Task statement:
Your task is to transcribe all of the data below exactly, omitting the images.

Supplied records:
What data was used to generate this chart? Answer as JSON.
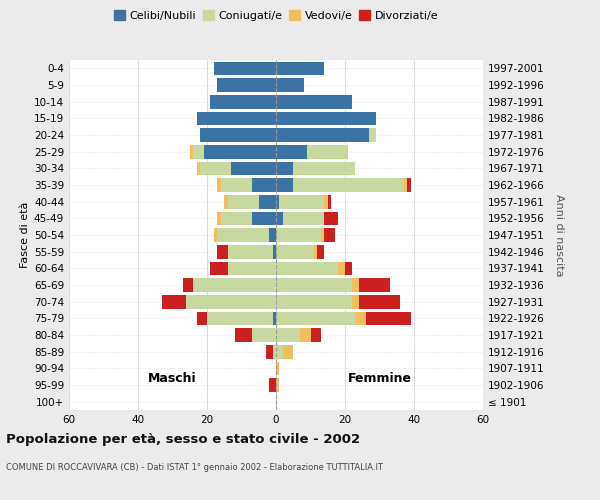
{
  "age_groups": [
    "100+",
    "95-99",
    "90-94",
    "85-89",
    "80-84",
    "75-79",
    "70-74",
    "65-69",
    "60-64",
    "55-59",
    "50-54",
    "45-49",
    "40-44",
    "35-39",
    "30-34",
    "25-29",
    "20-24",
    "15-19",
    "10-14",
    "5-9",
    "0-4"
  ],
  "birth_years": [
    "≤ 1901",
    "1902-1906",
    "1907-1911",
    "1912-1916",
    "1917-1921",
    "1922-1926",
    "1927-1931",
    "1932-1936",
    "1937-1941",
    "1942-1946",
    "1947-1951",
    "1952-1956",
    "1957-1961",
    "1962-1966",
    "1967-1971",
    "1972-1976",
    "1977-1981",
    "1982-1986",
    "1987-1991",
    "1992-1996",
    "1997-2001"
  ],
  "maschi": {
    "celibi": [
      0,
      0,
      0,
      0,
      0,
      1,
      0,
      0,
      0,
      1,
      2,
      7,
      5,
      7,
      13,
      21,
      22,
      23,
      19,
      17,
      18
    ],
    "coniugati": [
      0,
      0,
      0,
      1,
      7,
      19,
      26,
      24,
      14,
      13,
      15,
      9,
      9,
      9,
      9,
      3,
      0,
      0,
      0,
      0,
      0
    ],
    "vedovi": [
      0,
      0,
      0,
      0,
      0,
      0,
      0,
      0,
      0,
      0,
      1,
      1,
      1,
      1,
      1,
      1,
      0,
      0,
      0,
      0,
      0
    ],
    "divorziati": [
      0,
      2,
      0,
      2,
      5,
      3,
      7,
      3,
      5,
      3,
      0,
      0,
      0,
      0,
      0,
      0,
      0,
      0,
      0,
      0,
      0
    ]
  },
  "femmine": {
    "nubili": [
      0,
      0,
      0,
      0,
      0,
      0,
      0,
      0,
      0,
      0,
      0,
      2,
      1,
      5,
      5,
      9,
      27,
      29,
      22,
      8,
      14
    ],
    "coniugate": [
      0,
      0,
      0,
      2,
      7,
      23,
      22,
      22,
      18,
      11,
      13,
      12,
      13,
      32,
      18,
      12,
      2,
      0,
      0,
      0,
      0
    ],
    "vedove": [
      0,
      1,
      1,
      3,
      3,
      3,
      2,
      2,
      2,
      1,
      1,
      0,
      1,
      1,
      0,
      0,
      0,
      0,
      0,
      0,
      0
    ],
    "divorziate": [
      0,
      0,
      0,
      0,
      3,
      13,
      12,
      9,
      2,
      2,
      3,
      4,
      1,
      1,
      0,
      0,
      0,
      0,
      0,
      0,
      0
    ]
  },
  "color_celibi": "#3d72a4",
  "color_coniugati": "#c8d9a0",
  "color_vedovi": "#f0c060",
  "color_divorziati": "#cc2020",
  "title": "Popolazione per età, sesso e stato civile - 2002",
  "subtitle": "COMUNE DI ROCCAVIVARA (CB) - Dati ISTAT 1° gennaio 2002 - Elaborazione TUTTITALIA.IT",
  "xlabel_left": "Maschi",
  "xlabel_right": "Femmine",
  "ylabel_left": "Fasce di età",
  "ylabel_right": "Anni di nascita",
  "xlim": 60,
  "bg_color": "#ebebeb",
  "plot_bg": "#ffffff"
}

Reply to the exercise:
What data was used to generate this chart? Answer as JSON.
{
  "age_groups": [
    "100+",
    "95-99",
    "90-94",
    "85-89",
    "80-84",
    "75-79",
    "70-74",
    "65-69",
    "60-64",
    "55-59",
    "50-54",
    "45-49",
    "40-44",
    "35-39",
    "30-34",
    "25-29",
    "20-24",
    "15-19",
    "10-14",
    "5-9",
    "0-4"
  ],
  "birth_years": [
    "≤ 1901",
    "1902-1906",
    "1907-1911",
    "1912-1916",
    "1917-1921",
    "1922-1926",
    "1927-1931",
    "1932-1936",
    "1937-1941",
    "1942-1946",
    "1947-1951",
    "1952-1956",
    "1957-1961",
    "1962-1966",
    "1967-1971",
    "1972-1976",
    "1977-1981",
    "1982-1986",
    "1987-1991",
    "1992-1996",
    "1997-2001"
  ],
  "maschi": {
    "celibi": [
      0,
      0,
      0,
      0,
      0,
      1,
      0,
      0,
      0,
      1,
      2,
      7,
      5,
      7,
      13,
      21,
      22,
      23,
      19,
      17,
      18
    ],
    "coniugati": [
      0,
      0,
      0,
      1,
      7,
      19,
      26,
      24,
      14,
      13,
      15,
      9,
      9,
      9,
      9,
      3,
      0,
      0,
      0,
      0,
      0
    ],
    "vedovi": [
      0,
      0,
      0,
      0,
      0,
      0,
      0,
      0,
      0,
      0,
      1,
      1,
      1,
      1,
      1,
      1,
      0,
      0,
      0,
      0,
      0
    ],
    "divorziati": [
      0,
      2,
      0,
      2,
      5,
      3,
      7,
      3,
      5,
      3,
      0,
      0,
      0,
      0,
      0,
      0,
      0,
      0,
      0,
      0,
      0
    ]
  },
  "femmine": {
    "nubili": [
      0,
      0,
      0,
      0,
      0,
      0,
      0,
      0,
      0,
      0,
      0,
      2,
      1,
      5,
      5,
      9,
      27,
      29,
      22,
      8,
      14
    ],
    "coniugate": [
      0,
      0,
      0,
      2,
      7,
      23,
      22,
      22,
      18,
      11,
      13,
      12,
      13,
      32,
      18,
      12,
      2,
      0,
      0,
      0,
      0
    ],
    "vedove": [
      0,
      1,
      1,
      3,
      3,
      3,
      2,
      2,
      2,
      1,
      1,
      0,
      1,
      1,
      0,
      0,
      0,
      0,
      0,
      0,
      0
    ],
    "divorziate": [
      0,
      0,
      0,
      0,
      3,
      13,
      12,
      9,
      2,
      2,
      3,
      4,
      1,
      1,
      0,
      0,
      0,
      0,
      0,
      0,
      0
    ]
  },
  "color_celibi": "#3d72a4",
  "color_coniugati": "#c8d9a0",
  "color_vedovi": "#f0c060",
  "color_divorziati": "#cc2020",
  "title": "Popolazione per età, sesso e stato civile - 2002",
  "subtitle": "COMUNE DI ROCCAVIVARA (CB) - Dati ISTAT 1° gennaio 2002 - Elaborazione TUTTITALIA.IT",
  "xlabel_left": "Maschi",
  "xlabel_right": "Femmine",
  "ylabel_left": "Fasce di età",
  "ylabel_right": "Anni di nascita",
  "xlim": 60,
  "bg_color": "#ebebeb",
  "plot_bg": "#ffffff"
}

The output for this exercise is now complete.